Layout element annotations:
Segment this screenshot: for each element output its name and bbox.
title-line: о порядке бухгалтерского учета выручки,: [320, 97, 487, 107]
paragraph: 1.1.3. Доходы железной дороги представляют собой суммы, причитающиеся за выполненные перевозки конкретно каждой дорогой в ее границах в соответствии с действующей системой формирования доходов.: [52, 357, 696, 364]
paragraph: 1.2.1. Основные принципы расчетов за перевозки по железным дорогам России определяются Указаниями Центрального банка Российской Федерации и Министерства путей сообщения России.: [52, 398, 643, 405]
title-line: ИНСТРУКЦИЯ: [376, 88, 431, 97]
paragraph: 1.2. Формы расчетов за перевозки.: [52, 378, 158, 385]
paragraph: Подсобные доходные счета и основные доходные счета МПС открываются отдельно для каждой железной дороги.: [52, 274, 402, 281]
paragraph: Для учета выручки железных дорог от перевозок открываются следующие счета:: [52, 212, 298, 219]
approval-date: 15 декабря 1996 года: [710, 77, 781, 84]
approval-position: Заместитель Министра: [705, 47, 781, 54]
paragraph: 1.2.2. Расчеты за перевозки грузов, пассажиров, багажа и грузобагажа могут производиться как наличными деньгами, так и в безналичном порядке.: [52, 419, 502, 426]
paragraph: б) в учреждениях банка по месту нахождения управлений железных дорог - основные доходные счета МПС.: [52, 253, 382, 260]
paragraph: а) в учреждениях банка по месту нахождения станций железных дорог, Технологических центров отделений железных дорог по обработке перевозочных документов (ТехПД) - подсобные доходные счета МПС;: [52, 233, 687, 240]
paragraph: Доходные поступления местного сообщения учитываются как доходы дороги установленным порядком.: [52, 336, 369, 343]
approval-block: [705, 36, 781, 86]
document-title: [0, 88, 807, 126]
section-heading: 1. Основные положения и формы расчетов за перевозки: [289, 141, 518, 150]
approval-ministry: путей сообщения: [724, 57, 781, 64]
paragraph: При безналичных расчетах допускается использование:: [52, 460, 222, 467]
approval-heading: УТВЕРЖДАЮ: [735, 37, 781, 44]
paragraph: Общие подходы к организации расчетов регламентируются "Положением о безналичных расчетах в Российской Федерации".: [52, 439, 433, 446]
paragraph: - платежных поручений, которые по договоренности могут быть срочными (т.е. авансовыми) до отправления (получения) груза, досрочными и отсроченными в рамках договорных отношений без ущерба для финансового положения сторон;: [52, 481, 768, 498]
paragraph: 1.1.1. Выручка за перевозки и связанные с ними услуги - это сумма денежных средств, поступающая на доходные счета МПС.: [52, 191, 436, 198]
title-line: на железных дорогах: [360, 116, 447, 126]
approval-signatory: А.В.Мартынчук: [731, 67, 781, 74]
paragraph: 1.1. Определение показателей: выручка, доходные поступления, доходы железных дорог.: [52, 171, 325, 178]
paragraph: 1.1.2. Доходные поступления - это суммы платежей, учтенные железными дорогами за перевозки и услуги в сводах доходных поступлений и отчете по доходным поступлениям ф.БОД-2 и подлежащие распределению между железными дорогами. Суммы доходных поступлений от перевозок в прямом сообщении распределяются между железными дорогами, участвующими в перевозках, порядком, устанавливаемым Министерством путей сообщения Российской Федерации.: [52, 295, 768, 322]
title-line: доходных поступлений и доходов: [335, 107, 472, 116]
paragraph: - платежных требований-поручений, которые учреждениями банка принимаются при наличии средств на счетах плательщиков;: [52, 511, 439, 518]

* Problem to solve
Please render the stretch from the first row through the row containing "document-title: [0, 88, 807, 126]" as a Markdown table with the columns Number and Row text. Leave out any blank lines.

* Answer in full
| Number | Row text |
|---|---|
| 1 | Segment this screenshot: for each element output its name and bbox. |
| 2 | title-line: о порядке бухгалтерского учета выручки,: [320, 97, 487, 107] |
| 3 | paragraph: 1.1.3. Доходы железной дороги представляют собой суммы, причитающиеся за выполненные перевозки конкретно каждой дорогой в ее границах в соответствии с действующей системой формирования доходов.: [52, 357, 696, 364] |
| 4 | paragraph: 1.2.1. Основные принципы расчетов за перевозки по железным дорогам России определяются Указаниями Центрального банка Российской Федерации и Министерства путей сообщения России.: [52, 398, 643, 405] |
| 5 | title-line: ИНСТРУКЦИЯ: [376, 88, 431, 97] |
| 6 | paragraph: 1.2. Формы расчетов за перевозки.: [52, 378, 158, 385] |
| 7 | paragraph: Подсобные доходные счета и основные доходные счета МПС открываются отдельно для каждой железной дороги.: [52, 274, 402, 281] |
| 8 | paragraph: Для учета выручки железных дорог от перевозок открываются следующие счета:: [52, 212, 298, 219] |
| 9 | approval-date: 15 декабря 1996 года: [710, 77, 781, 84] |
| 10 | approval-position: Заместитель Министра: [705, 47, 781, 54] |
| 11 | paragraph: 1.2.2. Расчеты за перевозки грузов, пассажиров, багажа и грузобагажа могут производиться как наличными деньгами, так и в безналичном порядке.: [52, 419, 502, 426] |
| 12 | paragraph: б) в учреждениях банка по месту нахождения управлений железных дорог - основные доходные счета МПС.: [52, 253, 382, 260] |
| 13 | paragraph: а) в учреждениях банка по месту нахождения станций железных дорог, Технологических центров отделений железных дорог по обработке перевозочных документов (ТехПД) - подсобные доходные счета МПС;: [52, 233, 687, 240] |
| 14 | paragraph: Доходные поступления местного сообщения учитываются как доходы дороги установленным порядком.: [52, 336, 369, 343] |
| 15 | approval-block: [705, 36, 781, 86] |
| 16 | document-title: [0, 88, 807, 126] |